#### STATED PROBLEM:
List all lines of the data that include the string "source".
╭─ DATA LINES
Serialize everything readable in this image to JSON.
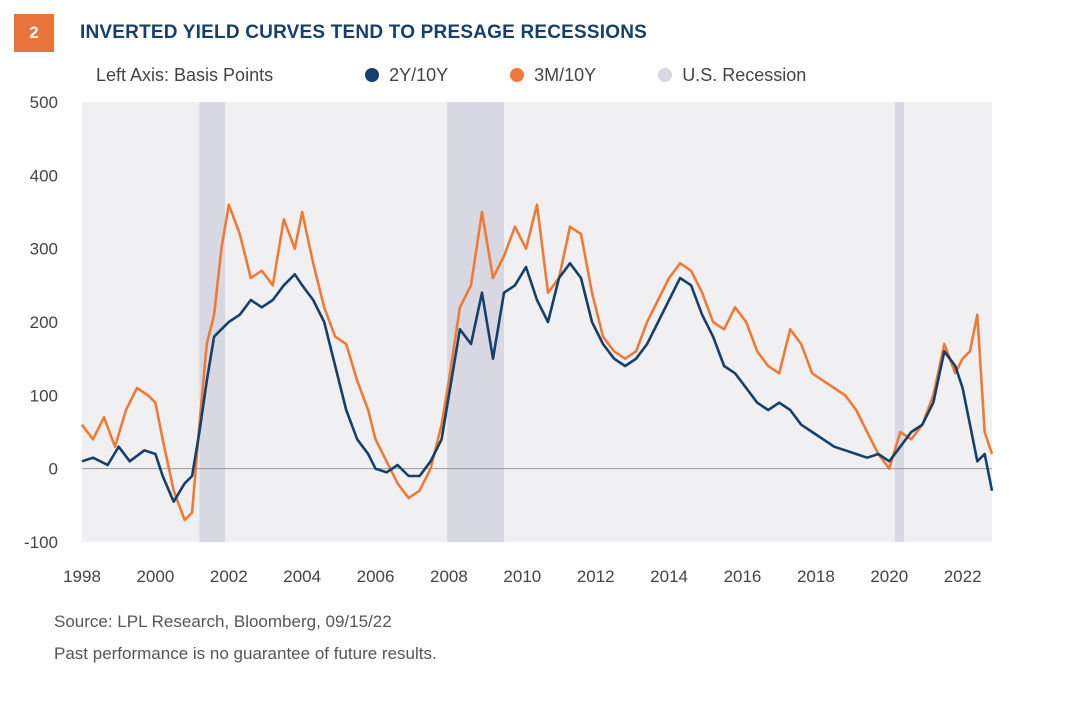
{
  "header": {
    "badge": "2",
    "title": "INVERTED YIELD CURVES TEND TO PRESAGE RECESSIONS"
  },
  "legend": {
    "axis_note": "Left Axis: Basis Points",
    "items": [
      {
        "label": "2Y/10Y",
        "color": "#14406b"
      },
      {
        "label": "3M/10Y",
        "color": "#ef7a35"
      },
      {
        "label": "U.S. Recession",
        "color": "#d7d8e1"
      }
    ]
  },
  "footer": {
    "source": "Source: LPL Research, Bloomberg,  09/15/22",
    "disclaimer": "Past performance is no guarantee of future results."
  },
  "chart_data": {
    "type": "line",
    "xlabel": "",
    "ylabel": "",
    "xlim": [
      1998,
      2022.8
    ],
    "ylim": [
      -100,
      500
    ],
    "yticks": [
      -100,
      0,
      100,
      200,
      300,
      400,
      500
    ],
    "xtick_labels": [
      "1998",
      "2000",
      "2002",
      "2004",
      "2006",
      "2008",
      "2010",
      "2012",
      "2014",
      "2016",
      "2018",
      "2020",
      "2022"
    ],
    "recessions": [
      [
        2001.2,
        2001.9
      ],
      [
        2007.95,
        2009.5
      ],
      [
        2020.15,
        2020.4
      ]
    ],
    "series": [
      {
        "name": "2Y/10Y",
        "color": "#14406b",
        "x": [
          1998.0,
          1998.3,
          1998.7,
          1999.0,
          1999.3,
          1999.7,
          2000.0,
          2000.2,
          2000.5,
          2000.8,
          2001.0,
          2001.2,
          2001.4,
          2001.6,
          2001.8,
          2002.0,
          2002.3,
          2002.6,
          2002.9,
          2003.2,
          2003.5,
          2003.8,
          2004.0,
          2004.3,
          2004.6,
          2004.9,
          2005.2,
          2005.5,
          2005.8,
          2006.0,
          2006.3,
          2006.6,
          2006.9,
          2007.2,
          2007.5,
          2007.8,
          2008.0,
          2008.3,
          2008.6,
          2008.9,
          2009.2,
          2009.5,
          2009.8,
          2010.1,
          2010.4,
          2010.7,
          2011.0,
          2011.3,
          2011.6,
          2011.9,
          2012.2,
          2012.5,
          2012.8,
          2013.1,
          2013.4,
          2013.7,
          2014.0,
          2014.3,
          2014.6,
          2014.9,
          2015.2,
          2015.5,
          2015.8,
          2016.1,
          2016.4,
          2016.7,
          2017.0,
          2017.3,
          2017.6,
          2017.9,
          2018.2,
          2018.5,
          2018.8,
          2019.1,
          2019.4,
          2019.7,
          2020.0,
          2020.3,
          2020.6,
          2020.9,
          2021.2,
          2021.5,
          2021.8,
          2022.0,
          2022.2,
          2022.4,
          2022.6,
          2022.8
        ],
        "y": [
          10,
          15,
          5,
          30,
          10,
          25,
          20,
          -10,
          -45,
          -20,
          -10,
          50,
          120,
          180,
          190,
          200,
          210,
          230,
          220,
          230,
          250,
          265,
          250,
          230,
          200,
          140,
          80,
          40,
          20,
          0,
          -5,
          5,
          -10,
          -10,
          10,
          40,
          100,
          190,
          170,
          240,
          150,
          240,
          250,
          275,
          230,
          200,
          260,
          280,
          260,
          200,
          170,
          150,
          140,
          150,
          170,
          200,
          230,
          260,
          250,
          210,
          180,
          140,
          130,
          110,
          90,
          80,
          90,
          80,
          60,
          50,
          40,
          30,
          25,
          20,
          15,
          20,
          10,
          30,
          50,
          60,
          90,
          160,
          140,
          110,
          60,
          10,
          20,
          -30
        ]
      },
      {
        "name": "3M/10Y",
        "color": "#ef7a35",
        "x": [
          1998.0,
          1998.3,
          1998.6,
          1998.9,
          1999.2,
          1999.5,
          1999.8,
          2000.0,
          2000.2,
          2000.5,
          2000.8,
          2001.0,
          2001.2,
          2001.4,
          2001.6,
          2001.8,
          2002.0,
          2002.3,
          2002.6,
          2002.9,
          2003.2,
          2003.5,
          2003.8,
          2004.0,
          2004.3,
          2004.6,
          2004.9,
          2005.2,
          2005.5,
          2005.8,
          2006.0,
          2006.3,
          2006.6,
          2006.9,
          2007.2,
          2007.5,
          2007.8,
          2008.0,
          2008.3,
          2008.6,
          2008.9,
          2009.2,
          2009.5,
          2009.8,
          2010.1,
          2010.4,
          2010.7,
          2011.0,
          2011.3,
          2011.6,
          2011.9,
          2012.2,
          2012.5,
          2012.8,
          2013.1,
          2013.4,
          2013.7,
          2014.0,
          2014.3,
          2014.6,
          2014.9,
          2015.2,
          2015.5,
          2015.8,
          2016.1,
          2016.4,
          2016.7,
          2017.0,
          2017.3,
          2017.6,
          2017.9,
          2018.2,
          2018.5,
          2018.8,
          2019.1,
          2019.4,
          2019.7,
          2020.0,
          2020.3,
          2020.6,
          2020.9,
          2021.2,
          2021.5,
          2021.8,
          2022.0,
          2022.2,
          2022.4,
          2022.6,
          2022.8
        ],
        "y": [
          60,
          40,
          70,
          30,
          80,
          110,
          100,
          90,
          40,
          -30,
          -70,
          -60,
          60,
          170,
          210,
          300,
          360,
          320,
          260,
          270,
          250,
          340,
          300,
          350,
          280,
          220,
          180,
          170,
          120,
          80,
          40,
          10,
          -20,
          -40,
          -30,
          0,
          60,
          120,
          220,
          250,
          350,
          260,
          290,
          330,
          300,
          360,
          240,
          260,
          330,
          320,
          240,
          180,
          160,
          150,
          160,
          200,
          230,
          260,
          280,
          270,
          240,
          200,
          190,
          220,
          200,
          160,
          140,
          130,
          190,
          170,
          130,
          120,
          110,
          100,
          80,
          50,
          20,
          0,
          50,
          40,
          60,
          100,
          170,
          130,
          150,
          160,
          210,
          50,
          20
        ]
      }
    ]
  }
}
╰─
╭─ DATA LINES
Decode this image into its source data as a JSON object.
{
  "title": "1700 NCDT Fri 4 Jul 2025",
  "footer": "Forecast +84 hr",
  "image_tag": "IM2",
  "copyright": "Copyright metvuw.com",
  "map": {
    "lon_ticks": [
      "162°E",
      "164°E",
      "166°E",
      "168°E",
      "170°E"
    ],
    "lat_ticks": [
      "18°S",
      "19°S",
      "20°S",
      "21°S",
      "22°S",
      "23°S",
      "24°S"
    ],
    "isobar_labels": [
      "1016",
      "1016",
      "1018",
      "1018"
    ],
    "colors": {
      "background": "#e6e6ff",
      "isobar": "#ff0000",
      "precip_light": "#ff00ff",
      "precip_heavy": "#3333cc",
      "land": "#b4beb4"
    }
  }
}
╰─
╭─ DATA LINES
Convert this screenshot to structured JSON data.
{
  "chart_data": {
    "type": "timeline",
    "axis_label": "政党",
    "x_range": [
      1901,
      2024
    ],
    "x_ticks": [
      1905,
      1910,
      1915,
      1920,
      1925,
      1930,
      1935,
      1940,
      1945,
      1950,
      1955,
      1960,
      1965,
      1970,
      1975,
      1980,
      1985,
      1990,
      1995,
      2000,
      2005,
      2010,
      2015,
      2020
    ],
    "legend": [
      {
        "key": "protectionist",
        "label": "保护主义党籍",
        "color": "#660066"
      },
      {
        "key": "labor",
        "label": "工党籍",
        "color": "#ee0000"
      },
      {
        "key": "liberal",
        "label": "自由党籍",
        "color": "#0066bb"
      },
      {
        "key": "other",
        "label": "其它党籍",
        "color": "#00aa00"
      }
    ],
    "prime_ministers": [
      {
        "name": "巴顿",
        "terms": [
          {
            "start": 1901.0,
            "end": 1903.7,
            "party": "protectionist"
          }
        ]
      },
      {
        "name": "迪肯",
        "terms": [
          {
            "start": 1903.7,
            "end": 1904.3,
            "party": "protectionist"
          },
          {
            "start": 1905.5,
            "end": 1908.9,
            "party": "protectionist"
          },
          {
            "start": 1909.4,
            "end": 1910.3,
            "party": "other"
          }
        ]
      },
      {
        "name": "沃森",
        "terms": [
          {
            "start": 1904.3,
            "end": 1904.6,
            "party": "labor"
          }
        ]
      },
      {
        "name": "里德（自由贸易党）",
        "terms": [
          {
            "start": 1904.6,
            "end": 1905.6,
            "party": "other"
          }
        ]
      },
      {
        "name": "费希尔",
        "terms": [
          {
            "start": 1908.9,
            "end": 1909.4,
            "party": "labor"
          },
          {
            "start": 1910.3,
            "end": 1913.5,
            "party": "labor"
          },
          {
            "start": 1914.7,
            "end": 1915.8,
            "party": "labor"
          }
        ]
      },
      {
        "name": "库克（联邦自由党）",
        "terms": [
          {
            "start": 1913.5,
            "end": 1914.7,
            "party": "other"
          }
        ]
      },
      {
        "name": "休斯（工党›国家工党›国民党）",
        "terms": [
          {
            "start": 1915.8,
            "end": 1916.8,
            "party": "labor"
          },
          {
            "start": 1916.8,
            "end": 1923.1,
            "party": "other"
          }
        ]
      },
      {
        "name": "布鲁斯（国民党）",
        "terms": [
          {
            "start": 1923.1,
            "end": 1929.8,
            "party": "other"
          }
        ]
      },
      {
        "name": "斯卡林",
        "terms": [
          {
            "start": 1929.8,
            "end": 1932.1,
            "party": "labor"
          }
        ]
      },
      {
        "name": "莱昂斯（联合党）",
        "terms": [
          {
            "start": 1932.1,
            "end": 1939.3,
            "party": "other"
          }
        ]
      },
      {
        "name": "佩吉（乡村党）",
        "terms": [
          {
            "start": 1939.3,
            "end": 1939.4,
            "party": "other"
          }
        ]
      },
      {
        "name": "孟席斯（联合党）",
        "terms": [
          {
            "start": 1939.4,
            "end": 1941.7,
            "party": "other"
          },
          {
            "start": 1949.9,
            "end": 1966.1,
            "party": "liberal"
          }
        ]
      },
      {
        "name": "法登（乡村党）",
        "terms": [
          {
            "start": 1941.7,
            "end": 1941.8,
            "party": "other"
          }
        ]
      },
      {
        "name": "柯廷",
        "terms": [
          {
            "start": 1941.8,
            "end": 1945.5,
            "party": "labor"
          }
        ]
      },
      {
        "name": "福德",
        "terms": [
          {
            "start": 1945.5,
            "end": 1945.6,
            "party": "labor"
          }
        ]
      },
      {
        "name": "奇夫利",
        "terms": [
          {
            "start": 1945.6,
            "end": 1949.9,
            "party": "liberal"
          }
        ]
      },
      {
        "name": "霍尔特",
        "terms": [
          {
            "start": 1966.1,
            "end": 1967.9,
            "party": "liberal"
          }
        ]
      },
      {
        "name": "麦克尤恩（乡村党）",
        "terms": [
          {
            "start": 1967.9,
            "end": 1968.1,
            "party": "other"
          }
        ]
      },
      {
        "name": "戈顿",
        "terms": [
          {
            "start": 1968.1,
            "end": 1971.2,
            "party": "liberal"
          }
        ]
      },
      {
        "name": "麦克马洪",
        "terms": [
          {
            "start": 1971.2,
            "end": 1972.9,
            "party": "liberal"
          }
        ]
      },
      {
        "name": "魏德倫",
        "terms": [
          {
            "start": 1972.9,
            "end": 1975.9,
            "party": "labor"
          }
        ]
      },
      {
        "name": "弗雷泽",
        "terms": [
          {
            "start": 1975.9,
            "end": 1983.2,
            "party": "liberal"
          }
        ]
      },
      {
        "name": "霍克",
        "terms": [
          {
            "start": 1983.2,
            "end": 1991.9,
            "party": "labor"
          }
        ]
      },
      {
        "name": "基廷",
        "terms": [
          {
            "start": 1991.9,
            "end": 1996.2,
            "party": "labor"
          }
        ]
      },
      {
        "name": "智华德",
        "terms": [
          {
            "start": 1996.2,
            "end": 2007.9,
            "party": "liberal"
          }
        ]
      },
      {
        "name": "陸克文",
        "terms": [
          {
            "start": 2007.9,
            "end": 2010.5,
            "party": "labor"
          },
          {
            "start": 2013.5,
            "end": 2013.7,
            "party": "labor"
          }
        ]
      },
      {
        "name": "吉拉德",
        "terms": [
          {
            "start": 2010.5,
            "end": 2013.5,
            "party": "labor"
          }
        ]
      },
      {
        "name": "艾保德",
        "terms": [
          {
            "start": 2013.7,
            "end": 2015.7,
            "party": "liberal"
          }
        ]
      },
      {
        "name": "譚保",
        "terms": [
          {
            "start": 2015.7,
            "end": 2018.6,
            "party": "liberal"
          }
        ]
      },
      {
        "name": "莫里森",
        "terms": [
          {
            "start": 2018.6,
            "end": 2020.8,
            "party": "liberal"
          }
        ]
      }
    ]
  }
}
╰─
#### IN RESPONSE:
    "source": "Source: LPL Research, Bloomberg,  09/15/22",
Decode this image into its source data as a JSON object.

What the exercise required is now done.